(Extracted data entries)
════════════════════

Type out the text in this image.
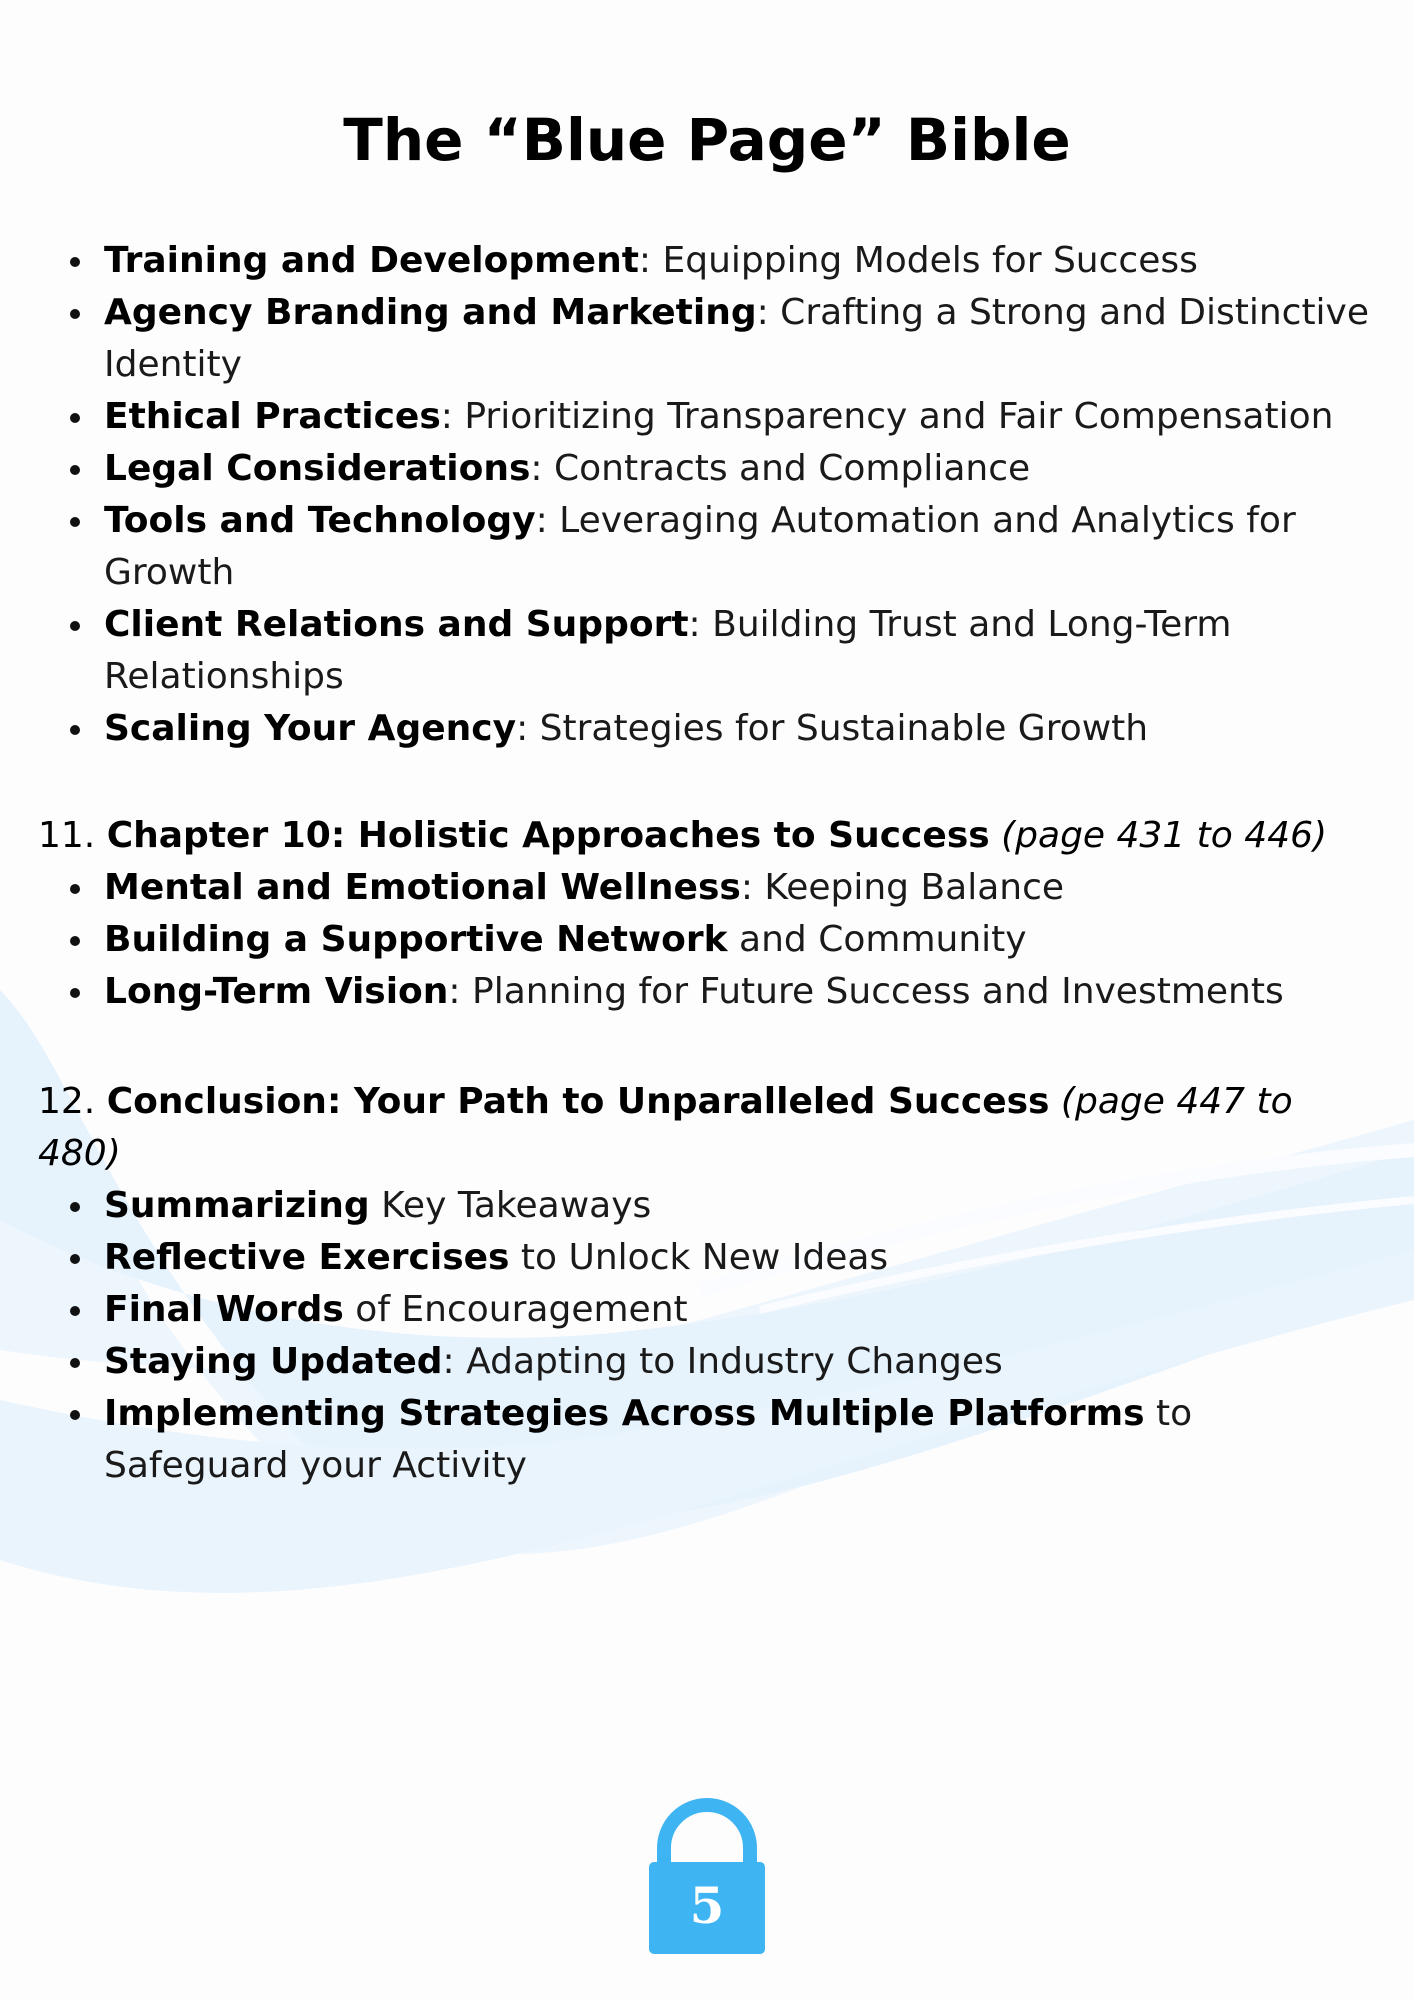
The “Blue Page” Bible
Training and Development: Equipping Models for Success
Agency Branding and Marketing: Crafting a Strong and Distinctive Identity
Ethical Practices: Prioritizing Transparency and Fair Compensation
Legal Considerations: Contracts and Compliance
Tools and Technology: Leveraging Automation and Analytics for Growth
Client Relations and Support: Building Trust and Long-Term Relationships
Scaling Your Agency: Strategies for Sustainable Growth
11. Chapter 10: Holistic Approaches to Success (page 431 to 446)
Mental and Emotional Wellness: Keeping Balance
Building a Supportive Network and Community
Long-Term Vision: Planning for Future Success and Investments
12. Conclusion: Your Path to Unparalleled Success (page 447 to 480)
Summarizing Key Takeaways
Reflective Exercises to Unlock New Ideas
Final Words of Encouragement
Staying Updated: Adapting to Industry Changes
Implementing Strategies Across Multiple Platforms to Safeguard your Activity
5
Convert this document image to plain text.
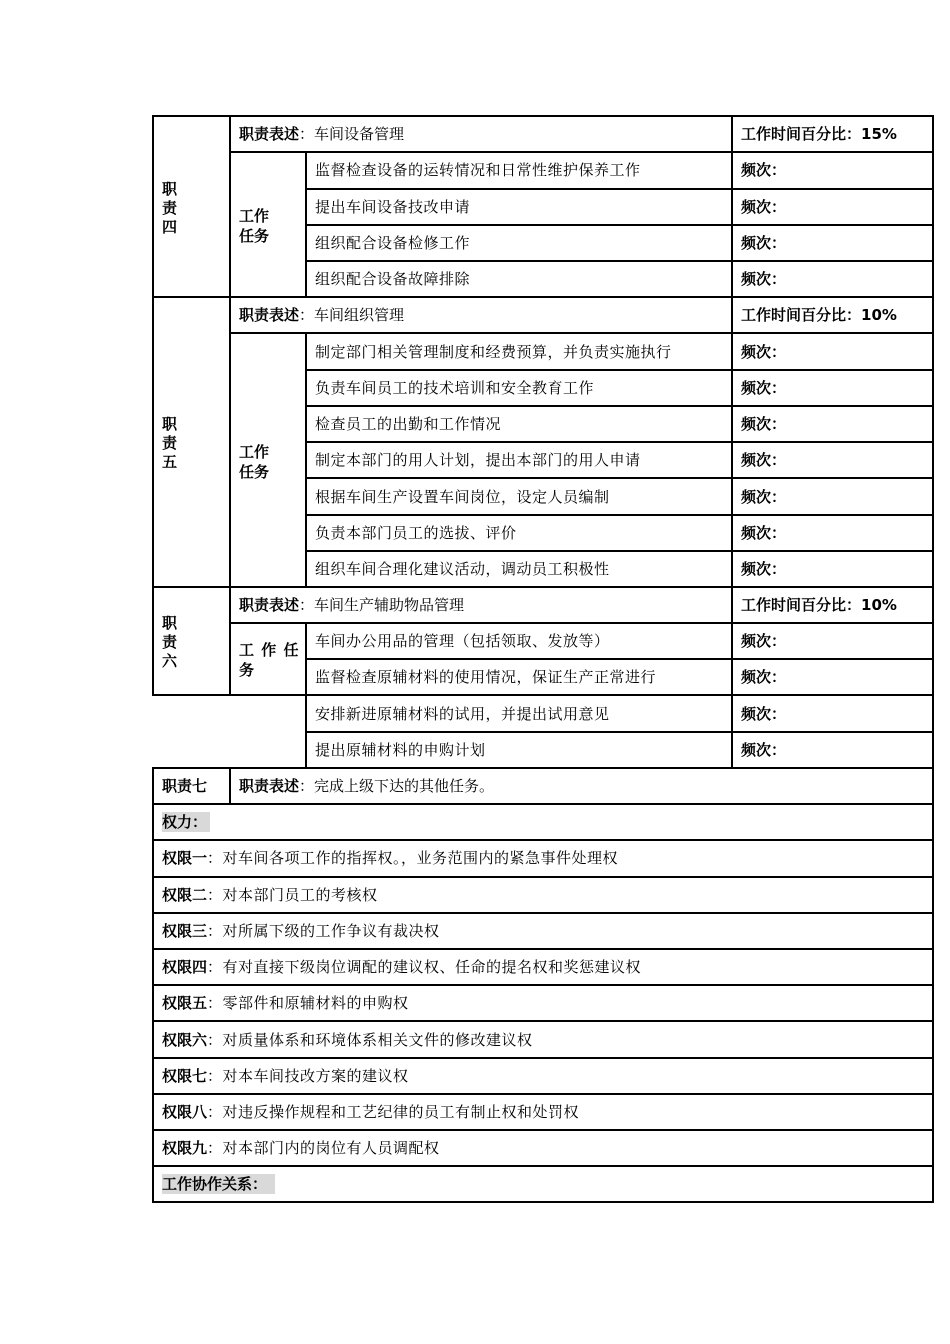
职责四
职责表述：车间设备管理	工作时间百分比：15%
工作任务
监督检查设备的运转情况和日常性维护保养工作	频次：
提出车间设备技改申请	频次：
组织配合设备检修工作	频次：
组织配合设备故障排除	频次：
职责五
职责表述：车间组织管理	工作时间百分比：10%
工作任务
制定部门相关管理制度和经费预算，并负责实施执行	频次：
负责车间员工的技术培训和安全教育工作	频次：
检查员工的出勤和工作情况	频次：
制定本部门的用人计划，提出本部门的用人申请	频次：
根据车间生产设置车间岗位，设定人员编制	频次：
负责本部门员工的选拔、评价	频次：
组织车间合理化建议活动，调动员工积极性	频次：
职责六
职责表述：车间生产辅助物品管理	工作时间百分比：10%
工 作 任 务
车间办公用品的管理（包括领取、发放等）	频次：
监督检查原辅材料的使用情况，保证生产正常进行	频次：
安排新进原辅材料的试用，并提出试用意见	频次：
提出原辅材料的申购计划	频次：
职责七 职责表述：完成上级下达的其他任务。
权力：
权限一：对车间各项工作的指挥权。，业务范围内的紧急事件处理权
权限二：对本部门员工的考核权
权限三：对所属下级的工作争议有裁决权
权限四：有对直接下级岗位调配的建议权、任命的提名权和奖惩建议权
权限五：零部件和原辅材料的申购权
权限六：对质量体系和环境体系相关文件的修改建议权
权限七：对本车间技改方案的建议权
权限八：对违反操作规程和工艺纪律的员工有制止权和处罚权
权限九：对本部门内的岗位有人员调配权
工作协作关系：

════════════════════

Task directions
Quote the listing above in full, except for the pictures.

Full output
Type out the text in this image.
The “Blue Page” Bible
Training and Development: Equipping Models for Success
Agency Branding and Marketing: Crafting a Strong and Distinctive Identity
Ethical Practices: Prioritizing Transparency and Fair Compensation
Legal Considerations: Contracts and Compliance
Tools and Technology: Leveraging Automation and Analytics for Growth
Client Relations and Support: Building Trust and Long-Term Relationships
Scaling Your Agency: Strategies for Sustainable Growth
11. Chapter 10: Holistic Approaches to Success (page 431 to 446)
Mental and Emotional Wellness: Keeping Balance
Building a Supportive Network and Community
Long-Term Vision: Planning for Future Success and Investments
12. Conclusion: Your Path to Unparalleled Success (page 447 to 480)
Summarizing Key Takeaways
Reflective Exercises to Unlock New Ideas
Final Words of Encouragement
Staying Updated: Adapting to Industry Changes
Implementing Strategies Across Multiple Platforms to Safeguard your Activity
5
Convert this document image to plain text.
职责四
职责表述：车间设备管理	工作时间百分比：15%
工作任务
监督检查设备的运转情况和日常性维护保养工作	频次：
提出车间设备技改申请	频次：
组织配合设备检修工作	频次：
组织配合设备故障排除	频次：
职责五
职责表述：车间组织管理	工作时间百分比：10%
工作任务
制定部门相关管理制度和经费预算，并负责实施执行	频次：
负责车间员工的技术培训和安全教育工作	频次：
检查员工的出勤和工作情况	频次：
制定本部门的用人计划，提出本部门的用人申请	频次：
根据车间生产设置车间岗位，设定人员编制	频次：
负责本部门员工的选拔、评价	频次：
组织车间合理化建议活动，调动员工积极性	频次：
职责六
职责表述：车间生产辅助物品管理	工作时间百分比：10%
工 作 任 务
车间办公用品的管理（包括领取、发放等）	频次：
监督检查原辅材料的使用情况，保证生产正常进行	频次：
安排新进原辅材料的试用，并提出试用意见	频次：
提出原辅材料的申购计划	频次：
职责七 职责表述：完成上级下达的其他任务。
权力：
权限一：对车间各项工作的指挥权。，业务范围内的紧急事件处理权
权限二：对本部门员工的考核权
权限三：对所属下级的工作争议有裁决权
权限四：有对直接下级岗位调配的建议权、任命的提名权和奖惩建议权
权限五：零部件和原辅材料的申购权
权限六：对质量体系和环境体系相关文件的修改建议权
权限七：对本车间技改方案的建议权
权限八：对违反操作规程和工艺纪律的员工有制止权和处罚权
权限九：对本部门内的岗位有人员调配权
工作协作关系：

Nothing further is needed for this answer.